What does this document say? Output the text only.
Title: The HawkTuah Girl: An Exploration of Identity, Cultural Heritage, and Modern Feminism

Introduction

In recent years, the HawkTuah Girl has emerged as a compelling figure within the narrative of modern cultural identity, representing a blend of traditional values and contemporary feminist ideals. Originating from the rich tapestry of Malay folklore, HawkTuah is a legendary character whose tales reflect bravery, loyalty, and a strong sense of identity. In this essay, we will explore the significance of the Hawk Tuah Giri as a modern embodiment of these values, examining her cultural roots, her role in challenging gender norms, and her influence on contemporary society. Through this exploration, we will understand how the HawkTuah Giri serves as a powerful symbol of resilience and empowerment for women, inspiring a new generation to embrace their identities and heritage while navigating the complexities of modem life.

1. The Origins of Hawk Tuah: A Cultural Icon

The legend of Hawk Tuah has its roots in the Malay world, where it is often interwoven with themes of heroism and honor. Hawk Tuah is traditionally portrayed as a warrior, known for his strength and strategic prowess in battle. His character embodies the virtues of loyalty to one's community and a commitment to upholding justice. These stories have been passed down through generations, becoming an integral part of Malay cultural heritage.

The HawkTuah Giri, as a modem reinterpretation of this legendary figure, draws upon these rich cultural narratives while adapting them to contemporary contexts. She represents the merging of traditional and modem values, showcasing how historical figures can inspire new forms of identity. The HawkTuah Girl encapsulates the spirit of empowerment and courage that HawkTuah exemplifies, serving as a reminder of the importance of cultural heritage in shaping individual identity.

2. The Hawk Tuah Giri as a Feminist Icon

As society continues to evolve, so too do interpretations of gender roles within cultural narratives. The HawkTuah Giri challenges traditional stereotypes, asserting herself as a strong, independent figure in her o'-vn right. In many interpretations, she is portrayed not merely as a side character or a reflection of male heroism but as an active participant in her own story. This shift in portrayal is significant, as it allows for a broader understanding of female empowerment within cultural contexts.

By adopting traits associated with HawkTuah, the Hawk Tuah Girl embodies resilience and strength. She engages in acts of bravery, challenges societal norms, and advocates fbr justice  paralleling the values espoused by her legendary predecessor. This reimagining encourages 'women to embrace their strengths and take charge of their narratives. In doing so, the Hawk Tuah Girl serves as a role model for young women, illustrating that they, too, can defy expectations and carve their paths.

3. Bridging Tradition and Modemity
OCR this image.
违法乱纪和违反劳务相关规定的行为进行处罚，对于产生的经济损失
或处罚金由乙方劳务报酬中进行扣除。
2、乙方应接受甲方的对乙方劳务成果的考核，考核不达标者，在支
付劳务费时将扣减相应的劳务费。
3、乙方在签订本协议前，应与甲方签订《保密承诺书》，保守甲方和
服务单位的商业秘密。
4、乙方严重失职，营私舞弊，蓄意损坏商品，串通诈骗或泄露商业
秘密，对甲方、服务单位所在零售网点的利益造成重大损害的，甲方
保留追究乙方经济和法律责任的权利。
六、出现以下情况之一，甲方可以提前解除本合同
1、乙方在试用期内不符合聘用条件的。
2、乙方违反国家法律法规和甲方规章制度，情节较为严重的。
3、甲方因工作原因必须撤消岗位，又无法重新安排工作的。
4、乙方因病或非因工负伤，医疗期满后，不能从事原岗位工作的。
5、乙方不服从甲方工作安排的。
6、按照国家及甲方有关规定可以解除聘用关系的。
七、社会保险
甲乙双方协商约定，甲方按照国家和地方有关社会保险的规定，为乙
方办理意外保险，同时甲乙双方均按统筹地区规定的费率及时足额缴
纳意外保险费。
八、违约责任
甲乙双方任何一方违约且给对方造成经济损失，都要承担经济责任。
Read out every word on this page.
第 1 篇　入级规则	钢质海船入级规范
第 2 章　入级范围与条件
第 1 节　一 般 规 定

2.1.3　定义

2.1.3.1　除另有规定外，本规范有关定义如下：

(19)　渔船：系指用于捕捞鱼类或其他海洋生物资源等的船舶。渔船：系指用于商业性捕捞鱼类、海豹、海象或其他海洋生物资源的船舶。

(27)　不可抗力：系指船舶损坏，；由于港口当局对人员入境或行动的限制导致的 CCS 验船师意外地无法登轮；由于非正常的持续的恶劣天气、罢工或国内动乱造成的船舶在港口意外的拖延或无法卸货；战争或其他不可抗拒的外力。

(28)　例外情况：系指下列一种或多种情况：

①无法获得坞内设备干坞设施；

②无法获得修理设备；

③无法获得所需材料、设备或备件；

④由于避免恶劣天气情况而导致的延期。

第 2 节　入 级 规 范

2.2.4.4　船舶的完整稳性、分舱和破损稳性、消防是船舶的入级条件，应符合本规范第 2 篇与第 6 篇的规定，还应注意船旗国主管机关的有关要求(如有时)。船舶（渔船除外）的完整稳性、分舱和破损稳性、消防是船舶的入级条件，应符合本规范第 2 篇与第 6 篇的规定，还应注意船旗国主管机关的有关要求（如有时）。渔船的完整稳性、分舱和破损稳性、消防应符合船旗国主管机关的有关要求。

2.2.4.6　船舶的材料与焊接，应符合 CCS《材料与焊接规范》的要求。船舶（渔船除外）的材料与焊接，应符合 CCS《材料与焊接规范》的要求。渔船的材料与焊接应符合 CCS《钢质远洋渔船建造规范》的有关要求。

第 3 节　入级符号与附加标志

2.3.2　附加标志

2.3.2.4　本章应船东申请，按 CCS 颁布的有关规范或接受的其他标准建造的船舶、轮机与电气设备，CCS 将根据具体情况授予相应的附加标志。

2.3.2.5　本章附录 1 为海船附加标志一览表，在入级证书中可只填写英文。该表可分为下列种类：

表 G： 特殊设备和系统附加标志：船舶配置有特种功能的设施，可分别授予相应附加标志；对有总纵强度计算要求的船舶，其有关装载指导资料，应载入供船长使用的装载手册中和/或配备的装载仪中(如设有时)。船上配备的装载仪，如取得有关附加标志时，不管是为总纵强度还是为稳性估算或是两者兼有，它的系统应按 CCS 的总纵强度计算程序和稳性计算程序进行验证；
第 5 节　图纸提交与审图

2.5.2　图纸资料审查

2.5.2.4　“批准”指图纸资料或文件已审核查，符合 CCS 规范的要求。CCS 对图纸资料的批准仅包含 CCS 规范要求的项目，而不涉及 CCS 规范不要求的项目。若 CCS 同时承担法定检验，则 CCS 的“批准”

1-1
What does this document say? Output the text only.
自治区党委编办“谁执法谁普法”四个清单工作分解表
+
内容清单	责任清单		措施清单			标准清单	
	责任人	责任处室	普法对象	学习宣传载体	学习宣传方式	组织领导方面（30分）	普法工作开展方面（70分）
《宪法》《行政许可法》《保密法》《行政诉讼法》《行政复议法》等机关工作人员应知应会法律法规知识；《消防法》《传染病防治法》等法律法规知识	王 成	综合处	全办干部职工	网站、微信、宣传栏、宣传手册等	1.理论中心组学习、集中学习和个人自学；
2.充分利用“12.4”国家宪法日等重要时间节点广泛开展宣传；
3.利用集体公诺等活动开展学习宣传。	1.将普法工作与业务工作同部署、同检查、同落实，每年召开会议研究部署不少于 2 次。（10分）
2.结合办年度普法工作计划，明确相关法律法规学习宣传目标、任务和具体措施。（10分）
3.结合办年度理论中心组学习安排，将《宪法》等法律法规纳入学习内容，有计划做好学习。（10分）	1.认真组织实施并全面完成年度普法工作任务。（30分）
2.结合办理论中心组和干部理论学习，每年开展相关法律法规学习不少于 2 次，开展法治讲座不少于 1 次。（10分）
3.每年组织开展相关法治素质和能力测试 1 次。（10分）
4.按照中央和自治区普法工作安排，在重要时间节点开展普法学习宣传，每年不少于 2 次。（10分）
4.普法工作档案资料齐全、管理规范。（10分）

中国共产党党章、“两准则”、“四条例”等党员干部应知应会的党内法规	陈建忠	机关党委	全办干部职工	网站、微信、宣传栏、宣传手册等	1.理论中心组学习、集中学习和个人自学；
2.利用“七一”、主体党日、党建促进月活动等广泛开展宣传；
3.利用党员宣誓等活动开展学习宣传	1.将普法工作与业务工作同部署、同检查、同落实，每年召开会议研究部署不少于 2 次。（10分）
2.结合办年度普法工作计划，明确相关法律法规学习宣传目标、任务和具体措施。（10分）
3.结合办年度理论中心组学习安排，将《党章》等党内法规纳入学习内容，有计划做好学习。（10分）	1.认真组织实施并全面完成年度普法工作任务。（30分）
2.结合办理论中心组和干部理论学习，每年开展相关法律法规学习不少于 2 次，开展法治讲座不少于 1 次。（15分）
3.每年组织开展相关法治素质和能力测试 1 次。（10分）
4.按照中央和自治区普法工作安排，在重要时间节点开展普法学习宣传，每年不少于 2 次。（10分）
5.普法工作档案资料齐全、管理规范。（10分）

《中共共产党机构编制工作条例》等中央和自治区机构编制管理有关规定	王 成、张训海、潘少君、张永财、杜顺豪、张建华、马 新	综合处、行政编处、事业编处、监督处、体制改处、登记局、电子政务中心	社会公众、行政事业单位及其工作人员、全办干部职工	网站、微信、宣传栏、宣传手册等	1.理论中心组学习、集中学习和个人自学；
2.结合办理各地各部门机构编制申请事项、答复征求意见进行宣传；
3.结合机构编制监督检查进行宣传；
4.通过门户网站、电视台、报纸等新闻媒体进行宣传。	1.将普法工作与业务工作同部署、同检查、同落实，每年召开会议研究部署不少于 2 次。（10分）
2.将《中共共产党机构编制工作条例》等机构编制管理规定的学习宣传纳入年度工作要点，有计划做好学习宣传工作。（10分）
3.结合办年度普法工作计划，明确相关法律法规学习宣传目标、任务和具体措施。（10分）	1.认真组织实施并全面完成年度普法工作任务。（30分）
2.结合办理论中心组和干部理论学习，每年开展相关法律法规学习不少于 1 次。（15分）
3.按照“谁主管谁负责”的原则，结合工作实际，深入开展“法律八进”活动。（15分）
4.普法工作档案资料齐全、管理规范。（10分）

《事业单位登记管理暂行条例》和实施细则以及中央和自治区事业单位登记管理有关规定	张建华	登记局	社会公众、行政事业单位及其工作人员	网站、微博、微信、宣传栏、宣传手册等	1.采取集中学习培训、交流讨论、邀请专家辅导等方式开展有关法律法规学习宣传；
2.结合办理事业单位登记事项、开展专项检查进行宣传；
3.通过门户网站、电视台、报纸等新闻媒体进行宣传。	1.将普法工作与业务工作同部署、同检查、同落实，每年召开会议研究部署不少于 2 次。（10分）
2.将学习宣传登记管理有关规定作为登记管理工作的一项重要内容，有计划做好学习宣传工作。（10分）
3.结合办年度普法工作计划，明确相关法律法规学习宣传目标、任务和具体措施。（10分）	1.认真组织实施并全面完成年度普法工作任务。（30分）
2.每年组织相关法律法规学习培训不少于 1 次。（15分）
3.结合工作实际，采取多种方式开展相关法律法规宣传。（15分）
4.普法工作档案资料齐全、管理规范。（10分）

■ ■ ■

→ Task objective
From the data, list each line in which the string "报纸等新闻媒体进行宣传" appears.

→ Answer to this problem
4.通过门户网站、电视台、报纸等新闻媒体进行宣传。	1.将普法工作与业务工作同部署、同检查、同落实，每年召开会议研究部署不少于 2 次。（10分）
3.通过门户网站、电视台、报纸等新闻媒体进行宣传。	1.将普法工作与业务工作同部署、同检查、同落实，每年召开会议研究部署不少于 2 次。（10分）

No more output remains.